§ **Problem details**: Look for "Industria" in the listing below. Gather each line that contains it.

§ **Records provided**:
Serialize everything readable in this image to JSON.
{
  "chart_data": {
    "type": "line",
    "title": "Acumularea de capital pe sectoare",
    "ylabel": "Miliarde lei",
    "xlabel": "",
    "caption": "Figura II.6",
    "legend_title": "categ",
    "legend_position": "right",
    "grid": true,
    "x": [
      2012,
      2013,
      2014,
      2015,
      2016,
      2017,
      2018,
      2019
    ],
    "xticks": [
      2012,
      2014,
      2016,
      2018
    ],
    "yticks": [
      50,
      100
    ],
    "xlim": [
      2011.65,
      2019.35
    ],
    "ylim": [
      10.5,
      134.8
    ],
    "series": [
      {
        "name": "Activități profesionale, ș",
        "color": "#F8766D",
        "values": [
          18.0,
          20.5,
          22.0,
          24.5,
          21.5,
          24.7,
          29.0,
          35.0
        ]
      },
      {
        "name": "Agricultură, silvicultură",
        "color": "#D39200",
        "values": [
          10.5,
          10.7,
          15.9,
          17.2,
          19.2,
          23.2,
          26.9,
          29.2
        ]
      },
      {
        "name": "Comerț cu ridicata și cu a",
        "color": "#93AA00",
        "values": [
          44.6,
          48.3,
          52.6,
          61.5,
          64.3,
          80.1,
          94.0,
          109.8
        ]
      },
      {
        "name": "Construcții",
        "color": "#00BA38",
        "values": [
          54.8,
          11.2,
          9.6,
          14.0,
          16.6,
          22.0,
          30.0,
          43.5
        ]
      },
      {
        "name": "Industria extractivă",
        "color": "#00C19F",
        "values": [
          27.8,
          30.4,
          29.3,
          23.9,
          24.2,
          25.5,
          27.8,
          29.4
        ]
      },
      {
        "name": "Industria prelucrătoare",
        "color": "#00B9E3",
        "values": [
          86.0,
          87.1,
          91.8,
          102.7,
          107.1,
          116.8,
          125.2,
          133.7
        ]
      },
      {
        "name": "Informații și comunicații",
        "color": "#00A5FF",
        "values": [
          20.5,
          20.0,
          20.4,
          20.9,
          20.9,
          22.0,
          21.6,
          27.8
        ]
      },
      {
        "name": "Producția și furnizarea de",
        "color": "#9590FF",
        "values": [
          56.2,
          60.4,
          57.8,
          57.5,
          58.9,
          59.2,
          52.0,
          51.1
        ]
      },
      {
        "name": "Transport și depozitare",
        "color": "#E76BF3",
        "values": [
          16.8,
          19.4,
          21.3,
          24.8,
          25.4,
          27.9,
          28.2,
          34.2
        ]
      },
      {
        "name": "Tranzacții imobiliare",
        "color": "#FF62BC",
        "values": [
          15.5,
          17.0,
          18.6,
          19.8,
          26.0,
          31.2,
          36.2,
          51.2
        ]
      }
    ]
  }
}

§ **Written answer**:
        "name": "Industria extractivă",
        "name": "Industria prelucrătoare",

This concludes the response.